▶ **BRIEF**
Copy each line in the data that includes the word "ylabel".

▶ **DATASET**

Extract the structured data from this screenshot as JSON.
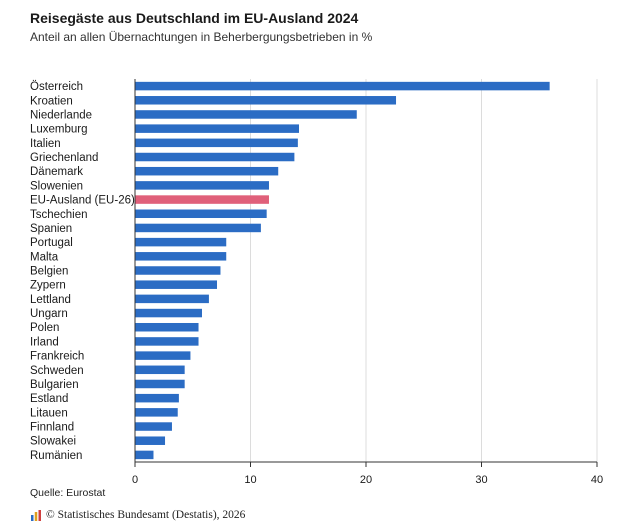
{
  "chart_data": {
    "type": "bar",
    "orientation": "horizontal",
    "title": "Reisegäste aus Deutschland im EU-Ausland 2024",
    "subtitle": "Anteil an allen Übernachtungen in Beherbergungsbetrieben in %",
    "categories": [
      "Österreich",
      "Kroatien",
      "Niederlande",
      "Luxemburg",
      "Italien",
      "Griechenland",
      "Dänemark",
      "Slowenien",
      "EU-Ausland (EU-26)",
      "Tschechien",
      "Spanien",
      "Portugal",
      "Malta",
      "Belgien",
      "Zypern",
      "Lettland",
      "Ungarn",
      "Polen",
      "Irland",
      "Frankreich",
      "Schweden",
      "Bulgarien",
      "Estland",
      "Litauen",
      "Finnland",
      "Slowakei",
      "Rumänien"
    ],
    "values": [
      35.9,
      22.6,
      19.2,
      14.2,
      14.1,
      13.8,
      12.4,
      11.6,
      11.6,
      11.4,
      10.9,
      7.9,
      7.9,
      7.4,
      7.1,
      6.4,
      5.8,
      5.5,
      5.5,
      4.8,
      4.3,
      4.3,
      3.8,
      3.7,
      3.2,
      2.6,
      1.6
    ],
    "highlight": "EU-Ausland (EU-26)",
    "xlim": [
      0,
      40
    ],
    "xticks": [
      0,
      10,
      20,
      30,
      40
    ],
    "grid": true,
    "colors": {
      "bar": "#2b6cc4",
      "highlight": "#e0607a",
      "grid": "#dcdcdc",
      "axis": "#333333"
    }
  },
  "source": "Quelle: Eurostat",
  "footer": "© Statistisches Bundesamt (Destatis), 2026"
}
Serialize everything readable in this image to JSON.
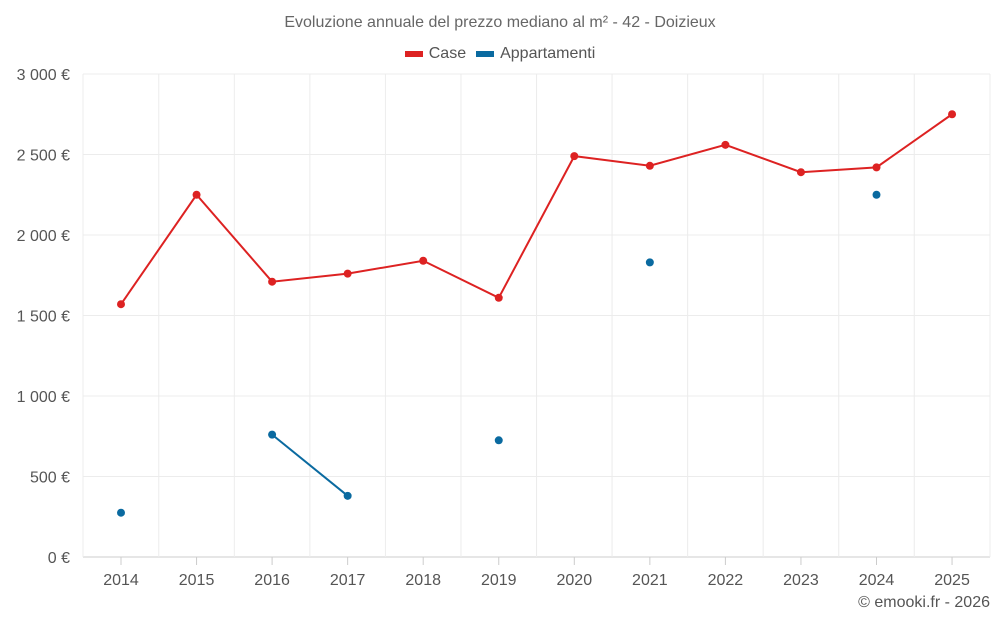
{
  "chart_data": {
    "type": "line",
    "title": "Evoluzione annuale del prezzo mediano al m² - 42 - Doizieux",
    "xlabel": "",
    "ylabel": "",
    "categories": [
      "2014",
      "2015",
      "2016",
      "2017",
      "2018",
      "2019",
      "2020",
      "2021",
      "2022",
      "2023",
      "2024",
      "2025"
    ],
    "ylim": [
      0,
      3000
    ],
    "yticks": [
      0,
      500,
      1000,
      1500,
      2000,
      2500,
      3000
    ],
    "ytick_labels": [
      "0 €",
      "500 €",
      "1 000 €",
      "1 500 €",
      "2 000 €",
      "2 500 €",
      "3 000 €"
    ],
    "grid": true,
    "legend_position": "top-center",
    "series": [
      {
        "name": "Case",
        "color": "#dd2222",
        "values": [
          1570,
          2250,
          1710,
          1760,
          1840,
          1610,
          2490,
          2430,
          2560,
          2390,
          2420,
          2750
        ]
      },
      {
        "name": "Appartamenti",
        "color": "#0a6aa0",
        "values": [
          275,
          null,
          760,
          380,
          null,
          725,
          null,
          1830,
          null,
          null,
          2250,
          null
        ]
      }
    ]
  },
  "credit": "© emooki.fr - 2026"
}
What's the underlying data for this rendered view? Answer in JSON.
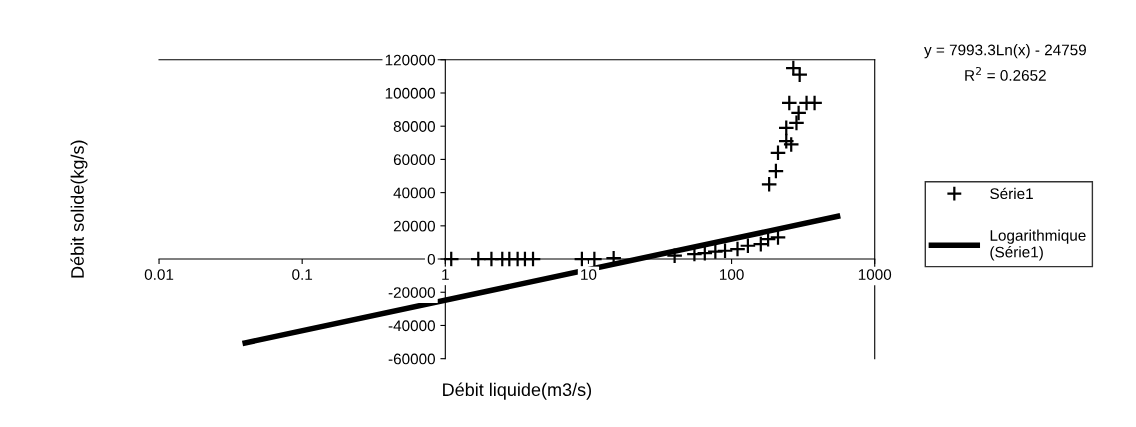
{
  "chart_data": {
    "type": "scatter",
    "xlabel": "Débit liquide(m3/s)",
    "ylabel": "Débit solide(kg/s)",
    "log": "x",
    "xlim": [
      0.01,
      1000
    ],
    "xticks": [
      0.01,
      0.1,
      1,
      10,
      100,
      1000
    ],
    "ylim": [
      -60000,
      120000
    ],
    "yticks": [
      -60000,
      -40000,
      -20000,
      0,
      20000,
      40000,
      60000,
      80000,
      100000,
      120000
    ],
    "grid": false,
    "legend": "right",
    "annotations": [
      "y = 7993.3Ln(x) - 24759",
      "R$^{2}$ = 0.2652"
    ],
    "series": [
      {
        "name": "Série1",
        "type": "scatter",
        "marker": "cross",
        "color": "#000000",
        "x": [
          1.1,
          1.7,
          2.1,
          2.5,
          2.8,
          3.2,
          3.6,
          4.1,
          9,
          11,
          15,
          40,
          55,
          65,
          77,
          90,
          110,
          130,
          160,
          180,
          183,
          204,
          211,
          241,
          253,
          261,
          270,
          284,
          294,
          299,
          334,
          380,
          241,
          211
        ],
        "values": [
          0,
          0,
          0,
          0,
          0,
          0,
          0,
          0,
          0,
          0,
          500,
          2000,
          3000,
          3500,
          4500,
          5000,
          6000,
          8000,
          9000,
          12000,
          45000,
          53000,
          64000,
          79000,
          94000,
          69000,
          115000,
          82000,
          88000,
          111000,
          94000,
          94000,
          71000,
          13000
        ]
      },
      {
        "name": "Logarithmique (Série1)",
        "type": "line",
        "color": "#000000",
        "line_style": "solid",
        "x": [
          0.04,
          550
        ],
        "values": [
          -50500,
          25700
        ]
      }
    ]
  }
}
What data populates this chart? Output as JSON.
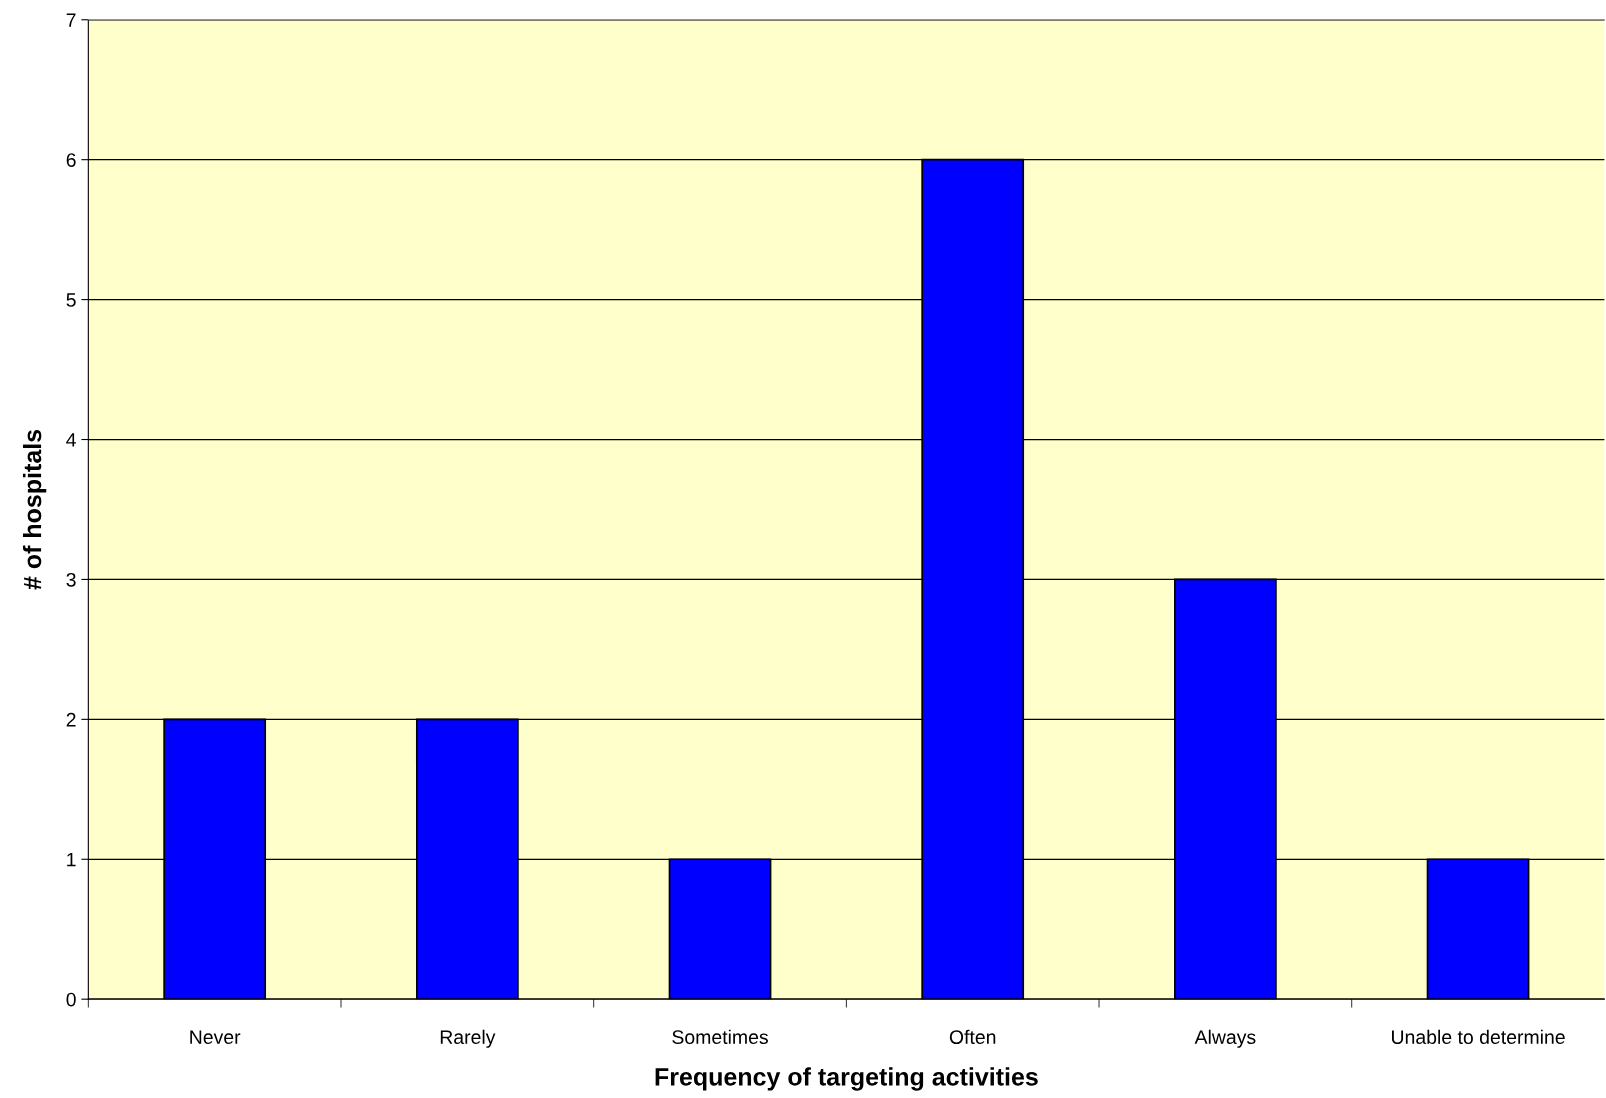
{
  "chart_data": {
    "type": "bar",
    "xlabel": "Frequency of targeting activities",
    "ylabel": "# of hospitals",
    "categories": [
      "Never",
      "Rarely",
      "Sometimes",
      "Often",
      "Always",
      "Unable to determine"
    ],
    "values": [
      2,
      2,
      1,
      6,
      3,
      1
    ],
    "color": "#0000ff",
    "ylim": [
      0,
      7
    ],
    "yticks": [
      0,
      1,
      2,
      3,
      4,
      5,
      6,
      7
    ],
    "grid": "y",
    "legend": false
  }
}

▶ **WRITTEN REPLY**
    "ylabel": "",
    "ylabel": "Débit solide(kg/s)",
    "ylabel": "# of hospitals",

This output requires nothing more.